**TASK OBJECTIVE**. All of the material should be reproduced exactly, with pictures left out.

**Dataset entries on figures**.
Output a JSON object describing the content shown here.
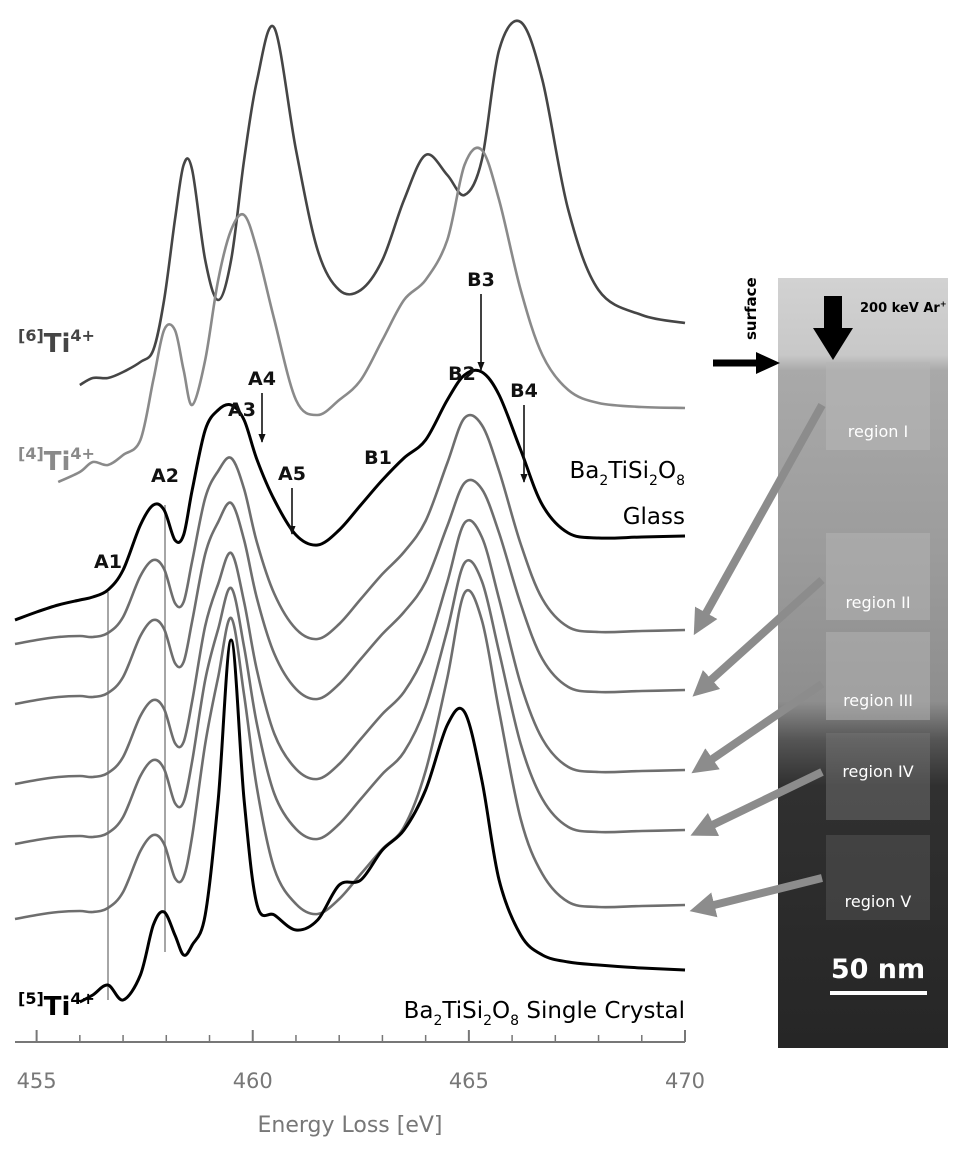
{
  "chart_data": {
    "type": "line",
    "xlabel": "Energy Loss [eV]",
    "xlim": [
      454.5,
      470
    ],
    "xticks": [
      455,
      460,
      465,
      470
    ],
    "xminorticks": [
      456,
      457,
      458,
      459,
      461,
      462,
      463,
      464,
      466,
      467,
      468,
      469
    ],
    "ylim": [
      0,
      104
    ],
    "x": [
      454.5,
      455,
      455.5,
      456,
      456.3,
      456.65,
      457,
      457.4,
      457.7,
      457.95,
      458.2,
      458.4,
      458.6,
      458.9,
      459.2,
      459.5,
      459.8,
      460.1,
      460.5,
      461,
      461.5,
      462,
      462.5,
      463,
      463.5,
      464,
      464.5,
      464.9,
      465.3,
      465.7,
      466.2,
      466.7,
      467.3,
      468,
      469,
      470
    ],
    "series": [
      {
        "species": [
          {
            "sup": "[6]"
          },
          "Ti",
          {
            "sup": "4+"
          }
        ],
        "color": "#454545",
        "values": [
          null,
          null,
          null,
          65.7,
          66.4,
          66.4,
          67.0,
          68.0,
          69.2,
          74.2,
          82.2,
          87.7,
          87.2,
          78.2,
          74.2,
          78.2,
          88.2,
          96.2,
          101.4,
          89.2,
          79.2,
          75.2,
          75.2,
          78.2,
          84.2,
          88.7,
          86.7,
          84.7,
          88.2,
          99.2,
          102.0,
          96.2,
          83.2,
          75.2,
          72.7,
          71.9
        ]
      },
      {
        "species": [
          {
            "sup": "[4]"
          },
          "Ti",
          {
            "sup": "4+"
          }
        ],
        "color": "#8a8a8a",
        "values": [
          null,
          null,
          56.0,
          57.0,
          58.0,
          57.7,
          58.7,
          60.2,
          66.2,
          71.2,
          71.2,
          67.2,
          63.7,
          68.2,
          76.2,
          81.2,
          82.7,
          79.2,
          72.2,
          64.2,
          62.7,
          64.2,
          66.2,
          70.2,
          74.2,
          76.2,
          80.2,
          87.7,
          89.2,
          84.2,
          75.2,
          68.7,
          65.2,
          63.9,
          63.5,
          63.4
        ]
      },
      {
        "material": [
          [
            "Ba",
            {
              "sub": "2"
            },
            "TiSi",
            {
              "sub": "2"
            },
            "O",
            {
              "sub": "8"
            }
          ],
          [
            "Glass"
          ]
        ],
        "color": "#000000",
        "values": [
          42.2,
          43.0,
          43.7,
          44.2,
          44.5,
          45.2,
          47.2,
          51.7,
          53.7,
          53.2,
          50.2,
          50.7,
          55.2,
          61.2,
          63.2,
          63.7,
          62.2,
          58.2,
          54.2,
          50.7,
          49.7,
          51.2,
          53.7,
          56.2,
          58.4,
          60.2,
          64.2,
          66.7,
          67.0,
          64.7,
          59.2,
          53.7,
          50.9,
          50.4,
          50.5,
          50.6
        ]
      },
      {
        "color": "#6e6e6e",
        "values": [
          39.8,
          40.2,
          40.5,
          40.6,
          40.5,
          40.9,
          42.5,
          46.6,
          48.2,
          47.3,
          43.9,
          44.0,
          48.1,
          54.4,
          57.1,
          58.4,
          55.3,
          49.9,
          44.8,
          41.3,
          40.3,
          41.8,
          44.3,
          46.8,
          49.0,
          52.1,
          57.9,
          62.4,
          61.7,
          57.1,
          49.8,
          44.3,
          41.5,
          41.0,
          41.1,
          41.2
        ]
      },
      {
        "color": "#6e6e6e",
        "values": [
          33.8,
          34.2,
          34.5,
          34.6,
          34.5,
          34.9,
          36.5,
          40.6,
          42.2,
          41.3,
          37.9,
          38.0,
          42.1,
          48.8,
          52.0,
          53.9,
          50.2,
          44.3,
          38.8,
          35.3,
          34.3,
          35.8,
          38.3,
          40.8,
          43.0,
          46.0,
          51.6,
          55.9,
          55.3,
          50.9,
          43.8,
          38.3,
          35.5,
          35.0,
          35.1,
          35.2
        ]
      },
      {
        "color": "#6e6e6e",
        "values": [
          25.8,
          26.2,
          26.5,
          26.6,
          26.5,
          26.9,
          28.5,
          32.6,
          34.2,
          33.3,
          29.9,
          30.0,
          34.1,
          41.6,
          45.8,
          48.9,
          44.0,
          37.1,
          30.8,
          27.3,
          26.3,
          27.8,
          30.3,
          32.8,
          35.0,
          39.0,
          46.0,
          51.9,
          50.5,
          44.3,
          35.8,
          30.3,
          27.5,
          27.0,
          27.1,
          27.2
        ]
      },
      {
        "color": "#6e6e6e",
        "values": [
          19.8,
          20.2,
          20.5,
          20.6,
          20.5,
          20.9,
          22.5,
          26.6,
          28.2,
          27.3,
          23.9,
          24.0,
          28.1,
          36.2,
          41.3,
          45.4,
          39.5,
          31.7,
          24.8,
          21.3,
          20.3,
          21.8,
          24.3,
          26.8,
          29.0,
          33.5,
          41.2,
          47.9,
          46.1,
          39.0,
          29.8,
          24.3,
          21.5,
          21.0,
          21.1,
          21.2
        ]
      },
      {
        "color": "#6e6e6e",
        "values": [
          12.3,
          12.7,
          13.0,
          13.1,
          13.0,
          13.4,
          15.0,
          19.1,
          20.7,
          19.8,
          16.4,
          16.5,
          20.6,
          29.8,
          36.5,
          42.4,
          34.7,
          25.3,
          17.3,
          13.8,
          12.8,
          14.3,
          16.8,
          19.3,
          21.5,
          27.1,
          36.4,
          44.9,
          42.2,
          33.1,
          22.3,
          16.8,
          14.0,
          13.5,
          13.6,
          13.7
        ]
      },
      {
        "species": [
          {
            "sup": "[5]"
          },
          "Ti",
          {
            "sup": "4+"
          }
        ],
        "material": [
          [
            "Ba",
            {
              "sub": "2"
            },
            "TiSi",
            {
              "sub": "2"
            },
            "O",
            {
              "sub": "8"
            },
            " Single Crystal"
          ]
        ],
        "color": "#000000",
        "values": [
          null,
          null,
          null,
          4.0,
          4.7,
          5.7,
          4.2,
          6.7,
          11.7,
          13.0,
          10.7,
          8.7,
          9.7,
          12.7,
          24.2,
          40.2,
          24.2,
          13.7,
          12.7,
          11.2,
          12.2,
          15.7,
          16.2,
          19.2,
          21.2,
          25.2,
          31.7,
          33.0,
          26.2,
          16.2,
          10.7,
          8.7,
          8.0,
          7.7,
          7.4,
          7.2
        ]
      }
    ],
    "annotations": [
      "A1",
      "A2",
      "A3",
      "A4",
      "A5",
      "B1",
      "B2",
      "B3",
      "B4"
    ]
  },
  "tem": {
    "surface_label": "surface",
    "beam_label": [
      "200 keV Ar",
      {
        "sup": "+"
      }
    ],
    "regions": [
      "region I",
      "region II",
      "region III",
      "region IV",
      "region V"
    ],
    "scale_bar": "50 nm"
  }
}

**RESULT**.
Output a JSON object describing the content shown here.
{
  "chart_data": {
    "type": "line",
    "xlabel": "Energy Loss [eV]",
    "xlim": [
      454.5,
      470
    ],
    "xticks": [
      455,
      460,
      465,
      470
    ],
    "xminorticks": [
      456,
      457,
      458,
      459,
      461,
      462,
      463,
      464,
      466,
      467,
      468,
      469
    ],
    "ylim": [
      0,
      104
    ],
    "x": [
      454.5,
      455,
      455.5,
      456,
      456.3,
      456.65,
      457,
      457.4,
      457.7,
      457.95,
      458.2,
      458.4,
      458.6,
      458.9,
      459.2,
      459.5,
      459.8,
      460.1,
      460.5,
      461,
      461.5,
      462,
      462.5,
      463,
      463.5,
      464,
      464.5,
      464.9,
      465.3,
      465.7,
      466.2,
      466.7,
      467.3,
      468,
      469,
      470
    ],
    "series": [
      {
        "species": [
          {
            "sup": "[6]"
          },
          "Ti",
          {
            "sup": "4+"
          }
        ],
        "color": "#454545",
        "values": [
          null,
          null,
          null,
          65.7,
          66.4,
          66.4,
          67.0,
          68.0,
          69.2,
          74.2,
          82.2,
          87.7,
          87.2,
          78.2,
          74.2,
          78.2,
          88.2,
          96.2,
          101.4,
          89.2,
          79.2,
          75.2,
          75.2,
          78.2,
          84.2,
          88.7,
          86.7,
          84.7,
          88.2,
          99.2,
          102.0,
          96.2,
          83.2,
          75.2,
          72.7,
          71.9
        ]
      },
      {
        "species": [
          {
            "sup": "[4]"
          },
          "Ti",
          {
            "sup": "4+"
          }
        ],
        "color": "#8a8a8a",
        "values": [
          null,
          null,
          56.0,
          57.0,
          58.0,
          57.7,
          58.7,
          60.2,
          66.2,
          71.2,
          71.2,
          67.2,
          63.7,
          68.2,
          76.2,
          81.2,
          82.7,
          79.2,
          72.2,
          64.2,
          62.7,
          64.2,
          66.2,
          70.2,
          74.2,
          76.2,
          80.2,
          87.7,
          89.2,
          84.2,
          75.2,
          68.7,
          65.2,
          63.9,
          63.5,
          63.4
        ]
      },
      {
        "material": [
          [
            "Ba",
            {
              "sub": "2"
            },
            "TiSi",
            {
              "sub": "2"
            },
            "O",
            {
              "sub": "8"
            }
          ],
          [
            "Glass"
          ]
        ],
        "color": "#000000",
        "values": [
          42.2,
          43.0,
          43.7,
          44.2,
          44.5,
          45.2,
          47.2,
          51.7,
          53.7,
          53.2,
          50.2,
          50.7,
          55.2,
          61.2,
          63.2,
          63.7,
          62.2,
          58.2,
          54.2,
          50.7,
          49.7,
          51.2,
          53.7,
          56.2,
          58.4,
          60.2,
          64.2,
          66.7,
          67.0,
          64.7,
          59.2,
          53.7,
          50.9,
          50.4,
          50.5,
          50.6
        ]
      },
      {
        "color": "#6e6e6e",
        "values": [
          39.8,
          40.2,
          40.5,
          40.6,
          40.5,
          40.9,
          42.5,
          46.6,
          48.2,
          47.3,
          43.9,
          44.0,
          48.1,
          54.4,
          57.1,
          58.4,
          55.3,
          49.9,
          44.8,
          41.3,
          40.3,
          41.8,
          44.3,
          46.8,
          49.0,
          52.1,
          57.9,
          62.4,
          61.7,
          57.1,
          49.8,
          44.3,
          41.5,
          41.0,
          41.1,
          41.2
        ]
      },
      {
        "color": "#6e6e6e",
        "values": [
          33.8,
          34.2,
          34.5,
          34.6,
          34.5,
          34.9,
          36.5,
          40.6,
          42.2,
          41.3,
          37.9,
          38.0,
          42.1,
          48.8,
          52.0,
          53.9,
          50.2,
          44.3,
          38.8,
          35.3,
          34.3,
          35.8,
          38.3,
          40.8,
          43.0,
          46.0,
          51.6,
          55.9,
          55.3,
          50.9,
          43.8,
          38.3,
          35.5,
          35.0,
          35.1,
          35.2
        ]
      },
      {
        "color": "#6e6e6e",
        "values": [
          25.8,
          26.2,
          26.5,
          26.6,
          26.5,
          26.9,
          28.5,
          32.6,
          34.2,
          33.3,
          29.9,
          30.0,
          34.1,
          41.6,
          45.8,
          48.9,
          44.0,
          37.1,
          30.8,
          27.3,
          26.3,
          27.8,
          30.3,
          32.8,
          35.0,
          39.0,
          46.0,
          51.9,
          50.5,
          44.3,
          35.8,
          30.3,
          27.5,
          27.0,
          27.1,
          27.2
        ]
      },
      {
        "color": "#6e6e6e",
        "values": [
          19.8,
          20.2,
          20.5,
          20.6,
          20.5,
          20.9,
          22.5,
          26.6,
          28.2,
          27.3,
          23.9,
          24.0,
          28.1,
          36.2,
          41.3,
          45.4,
          39.5,
          31.7,
          24.8,
          21.3,
          20.3,
          21.8,
          24.3,
          26.8,
          29.0,
          33.5,
          41.2,
          47.9,
          46.1,
          39.0,
          29.8,
          24.3,
          21.5,
          21.0,
          21.1,
          21.2
        ]
      },
      {
        "color": "#6e6e6e",
        "values": [
          12.3,
          12.7,
          13.0,
          13.1,
          13.0,
          13.4,
          15.0,
          19.1,
          20.7,
          19.8,
          16.4,
          16.5,
          20.6,
          29.8,
          36.5,
          42.4,
          34.7,
          25.3,
          17.3,
          13.8,
          12.8,
          14.3,
          16.8,
          19.3,
          21.5,
          27.1,
          36.4,
          44.9,
          42.2,
          33.1,
          22.3,
          16.8,
          14.0,
          13.5,
          13.6,
          13.7
        ]
      },
      {
        "species": [
          {
            "sup": "[5]"
          },
          "Ti",
          {
            "sup": "4+"
          }
        ],
        "material": [
          [
            "Ba",
            {
              "sub": "2"
            },
            "TiSi",
            {
              "sub": "2"
            },
            "O",
            {
              "sub": "8"
            },
            " Single Crystal"
          ]
        ],
        "color": "#000000",
        "values": [
          null,
          null,
          null,
          4.0,
          4.7,
          5.7,
          4.2,
          6.7,
          11.7,
          13.0,
          10.7,
          8.7,
          9.7,
          12.7,
          24.2,
          40.2,
          24.2,
          13.7,
          12.7,
          11.2,
          12.2,
          15.7,
          16.2,
          19.2,
          21.2,
          25.2,
          31.7,
          33.0,
          26.2,
          16.2,
          10.7,
          8.7,
          8.0,
          7.7,
          7.4,
          7.2
        ]
      }
    ],
    "annotations": [
      "A1",
      "A2",
      "A3",
      "A4",
      "A5",
      "B1",
      "B2",
      "B3",
      "B4"
    ]
  },
  "tem": {
    "surface_label": "surface",
    "beam_label": [
      "200 keV Ar",
      {
        "sup": "+"
      }
    ],
    "regions": [
      "region I",
      "region II",
      "region III",
      "region IV",
      "region V"
    ],
    "scale_bar": "50 nm"
  }
}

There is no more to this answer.